Your task is to repeat the lines below exactly, excluding any pictures they contain.

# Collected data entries

════════════════

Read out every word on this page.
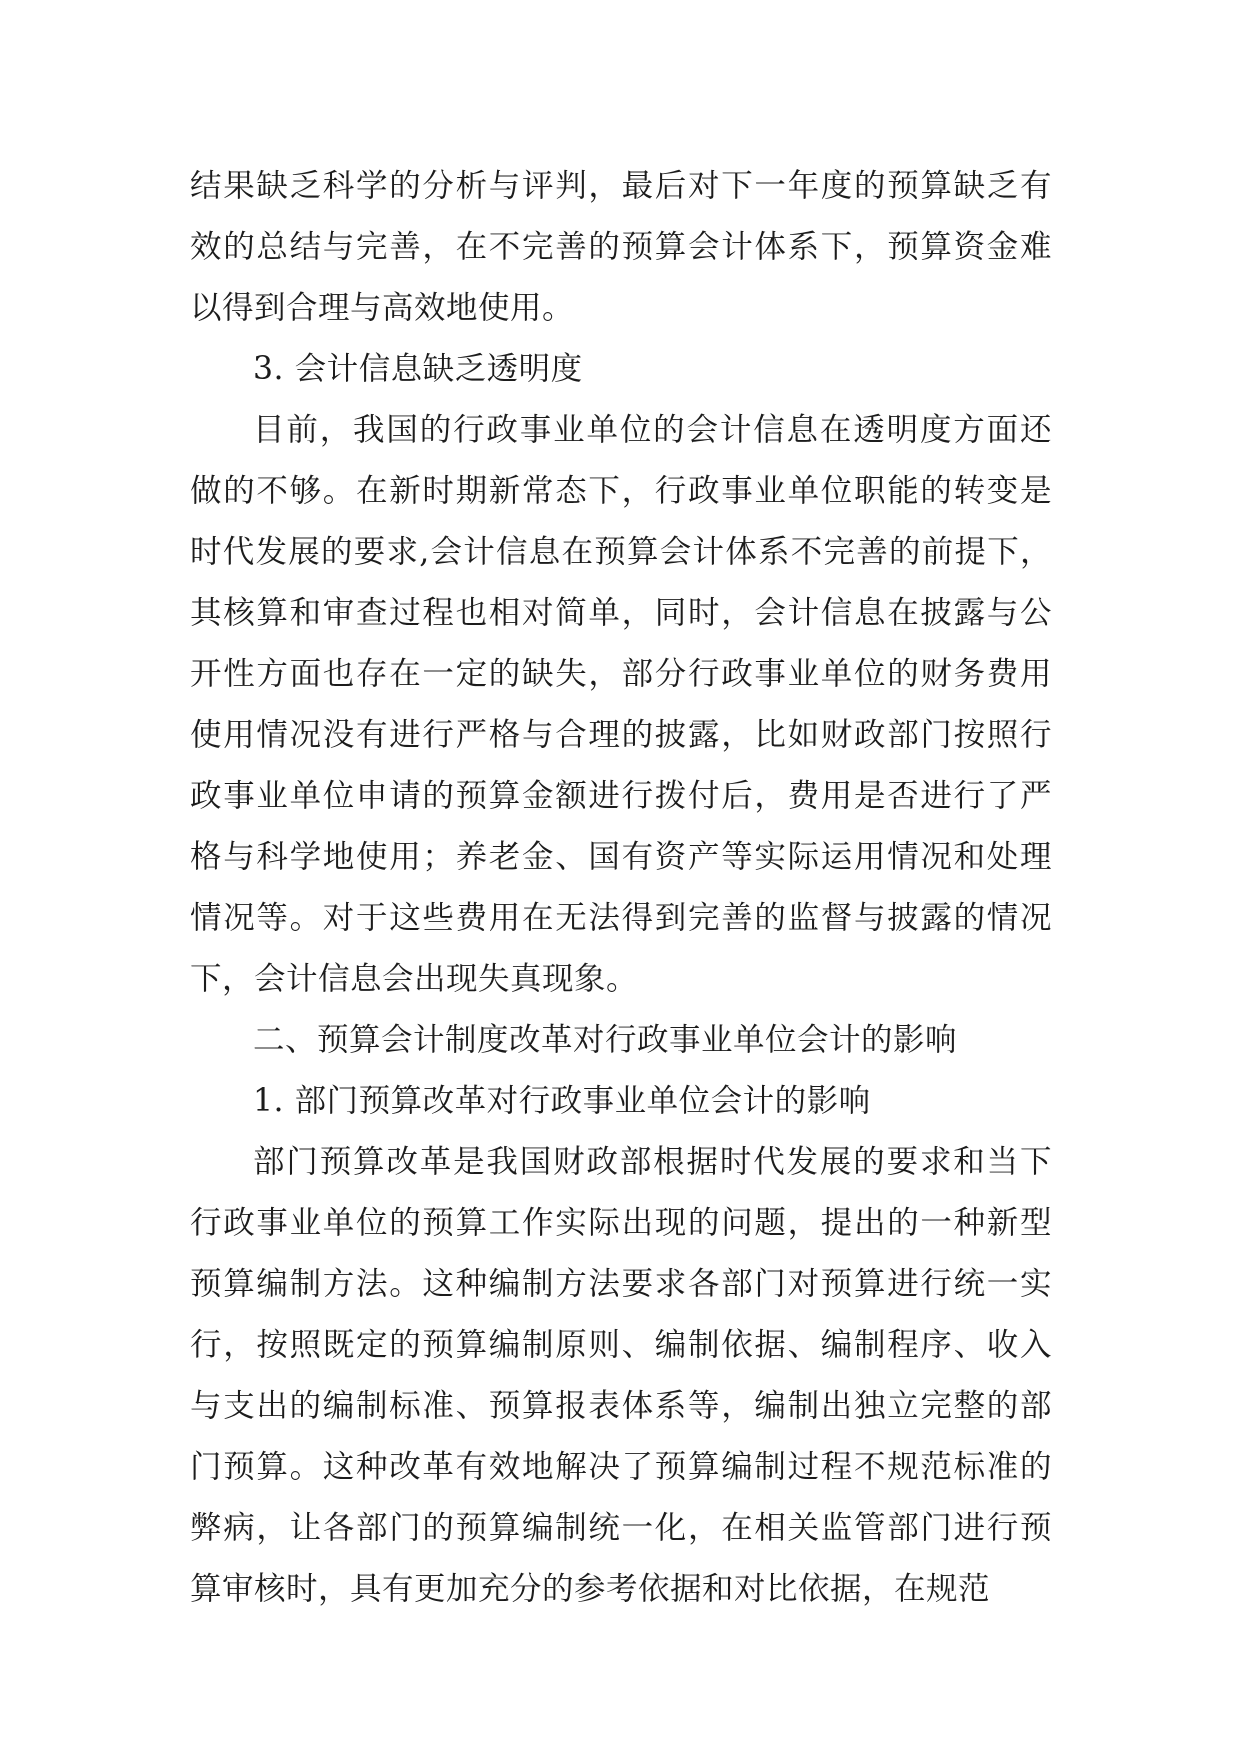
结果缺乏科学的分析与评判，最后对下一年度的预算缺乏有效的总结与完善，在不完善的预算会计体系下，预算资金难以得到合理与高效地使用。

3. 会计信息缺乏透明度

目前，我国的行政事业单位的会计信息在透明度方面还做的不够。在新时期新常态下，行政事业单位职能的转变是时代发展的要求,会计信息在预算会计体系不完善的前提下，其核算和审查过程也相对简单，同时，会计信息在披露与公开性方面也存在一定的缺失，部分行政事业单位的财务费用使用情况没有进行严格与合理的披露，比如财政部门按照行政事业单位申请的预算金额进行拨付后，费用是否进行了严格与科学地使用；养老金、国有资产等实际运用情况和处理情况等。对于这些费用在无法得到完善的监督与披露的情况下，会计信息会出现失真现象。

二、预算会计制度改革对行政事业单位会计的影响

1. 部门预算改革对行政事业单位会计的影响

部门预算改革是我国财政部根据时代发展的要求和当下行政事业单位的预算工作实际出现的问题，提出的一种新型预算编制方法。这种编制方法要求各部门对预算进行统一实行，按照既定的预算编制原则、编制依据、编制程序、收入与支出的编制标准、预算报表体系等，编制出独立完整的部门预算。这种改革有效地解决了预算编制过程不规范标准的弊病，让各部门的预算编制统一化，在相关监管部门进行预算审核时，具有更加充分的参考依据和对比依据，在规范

════════════════

# ANSWER FOR THE TASK
Read out every word on this page.
结果缺乏科学的分析与评判，最后对下一年度的预算缺乏有效的总结与完善，在不完善的预算会计体系下，预算资金难以得到合理与高效地使用。

3. 会计信息缺乏透明度

目前，我国的行政事业单位的会计信息在透明度方面还做的不够。在新时期新常态下，行政事业单位职能的转变是时代发展的要求,会计信息在预算会计体系不完善的前提下，其核算和审查过程也相对简单，同时，会计信息在披露与公开性方面也存在一定的缺失，部分行政事业单位的财务费用使用情况没有进行严格与合理的披露，比如财政部门按照行政事业单位申请的预算金额进行拨付后，费用是否进行了严格与科学地使用；养老金、国有资产等实际运用情况和处理情况等。对于这些费用在无法得到完善的监督与披露的情况下，会计信息会出现失真现象。

二、预算会计制度改革对行政事业单位会计的影响

1. 部门预算改革对行政事业单位会计的影响

部门预算改革是我国财政部根据时代发展的要求和当下行政事业单位的预算工作实际出现的问题，提出的一种新型预算编制方法。这种编制方法要求各部门对预算进行统一实行，按照既定的预算编制原则、编制依据、编制程序、收入与支出的编制标准、预算报表体系等，编制出独立完整的部门预算。这种改革有效地解决了预算编制过程不规范标准的弊病，让各部门的预算编制统一化，在相关监管部门进行预算审核时，具有更加充分的参考依据和对比依据，在规范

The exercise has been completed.